▸ BRIEF:
Scan the data below for the string "values". Copy every line where it appears.

* * *

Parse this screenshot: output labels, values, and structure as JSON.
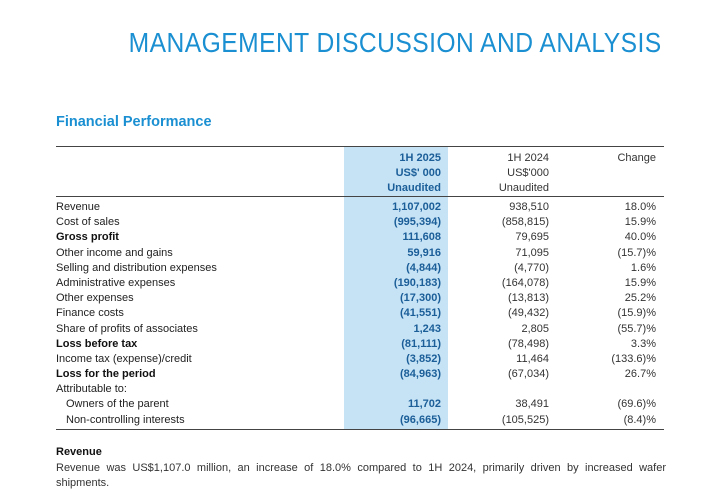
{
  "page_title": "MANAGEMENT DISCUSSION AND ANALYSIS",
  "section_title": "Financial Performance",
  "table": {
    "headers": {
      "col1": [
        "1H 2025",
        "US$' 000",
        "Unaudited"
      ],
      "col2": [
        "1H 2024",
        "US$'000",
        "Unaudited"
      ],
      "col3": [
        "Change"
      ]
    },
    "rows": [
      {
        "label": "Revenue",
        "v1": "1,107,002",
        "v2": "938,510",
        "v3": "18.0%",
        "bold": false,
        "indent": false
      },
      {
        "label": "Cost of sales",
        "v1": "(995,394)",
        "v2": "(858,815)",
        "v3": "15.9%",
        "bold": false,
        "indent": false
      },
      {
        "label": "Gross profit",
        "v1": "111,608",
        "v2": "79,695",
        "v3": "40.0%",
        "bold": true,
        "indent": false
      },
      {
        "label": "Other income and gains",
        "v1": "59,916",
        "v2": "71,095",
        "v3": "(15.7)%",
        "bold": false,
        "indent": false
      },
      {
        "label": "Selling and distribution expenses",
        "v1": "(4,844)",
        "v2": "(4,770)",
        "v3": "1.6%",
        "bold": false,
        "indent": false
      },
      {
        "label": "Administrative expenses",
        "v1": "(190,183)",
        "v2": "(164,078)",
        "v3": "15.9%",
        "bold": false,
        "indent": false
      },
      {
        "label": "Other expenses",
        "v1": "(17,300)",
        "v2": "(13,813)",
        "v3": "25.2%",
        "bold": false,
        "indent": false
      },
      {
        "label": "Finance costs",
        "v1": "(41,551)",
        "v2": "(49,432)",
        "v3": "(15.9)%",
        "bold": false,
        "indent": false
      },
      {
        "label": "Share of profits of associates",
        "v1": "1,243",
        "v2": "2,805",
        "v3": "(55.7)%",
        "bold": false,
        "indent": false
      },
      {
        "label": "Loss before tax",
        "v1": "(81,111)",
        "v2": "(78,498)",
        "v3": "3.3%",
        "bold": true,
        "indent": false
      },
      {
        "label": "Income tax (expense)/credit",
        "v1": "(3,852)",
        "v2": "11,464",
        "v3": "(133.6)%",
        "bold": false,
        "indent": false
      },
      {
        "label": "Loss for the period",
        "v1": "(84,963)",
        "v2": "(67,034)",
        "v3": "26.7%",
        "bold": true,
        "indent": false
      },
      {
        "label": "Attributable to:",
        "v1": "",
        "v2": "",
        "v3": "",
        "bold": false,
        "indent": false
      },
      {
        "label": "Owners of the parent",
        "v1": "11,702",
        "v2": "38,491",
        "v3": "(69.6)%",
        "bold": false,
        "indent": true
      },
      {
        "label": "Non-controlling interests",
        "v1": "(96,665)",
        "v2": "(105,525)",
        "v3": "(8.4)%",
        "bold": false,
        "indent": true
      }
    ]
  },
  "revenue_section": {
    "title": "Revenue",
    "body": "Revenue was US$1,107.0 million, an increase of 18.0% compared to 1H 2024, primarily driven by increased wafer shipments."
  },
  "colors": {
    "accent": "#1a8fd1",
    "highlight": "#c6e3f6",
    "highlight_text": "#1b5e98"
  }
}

* * *

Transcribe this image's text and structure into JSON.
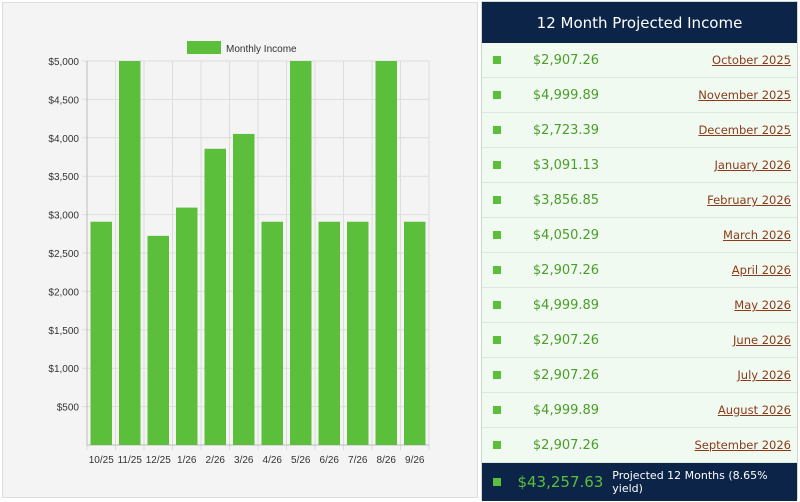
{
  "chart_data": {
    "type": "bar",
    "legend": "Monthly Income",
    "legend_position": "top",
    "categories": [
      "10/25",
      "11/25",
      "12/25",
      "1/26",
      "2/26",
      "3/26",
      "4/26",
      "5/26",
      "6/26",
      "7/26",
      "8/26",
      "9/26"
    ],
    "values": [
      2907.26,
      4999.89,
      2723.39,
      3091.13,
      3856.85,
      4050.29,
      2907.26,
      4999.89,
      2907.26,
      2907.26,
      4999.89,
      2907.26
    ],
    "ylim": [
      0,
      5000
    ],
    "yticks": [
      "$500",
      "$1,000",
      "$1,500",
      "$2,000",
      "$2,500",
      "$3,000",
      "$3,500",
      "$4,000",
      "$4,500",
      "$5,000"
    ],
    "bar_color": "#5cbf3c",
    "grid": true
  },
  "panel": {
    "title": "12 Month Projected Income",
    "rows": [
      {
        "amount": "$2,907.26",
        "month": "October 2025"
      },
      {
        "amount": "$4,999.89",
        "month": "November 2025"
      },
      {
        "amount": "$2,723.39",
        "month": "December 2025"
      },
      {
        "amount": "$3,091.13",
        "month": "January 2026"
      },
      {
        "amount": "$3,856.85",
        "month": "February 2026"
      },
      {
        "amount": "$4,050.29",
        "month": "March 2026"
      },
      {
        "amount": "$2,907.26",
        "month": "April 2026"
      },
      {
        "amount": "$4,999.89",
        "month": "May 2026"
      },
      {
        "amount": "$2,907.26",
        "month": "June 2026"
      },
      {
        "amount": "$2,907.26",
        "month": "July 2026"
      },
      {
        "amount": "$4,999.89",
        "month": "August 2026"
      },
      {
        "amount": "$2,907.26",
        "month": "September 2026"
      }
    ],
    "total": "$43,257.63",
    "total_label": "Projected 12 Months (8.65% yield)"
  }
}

* * *

▸ WRITTEN RESPONSE:
Parse this screenshot: output labels, values, and structure as JSON.
    "values": [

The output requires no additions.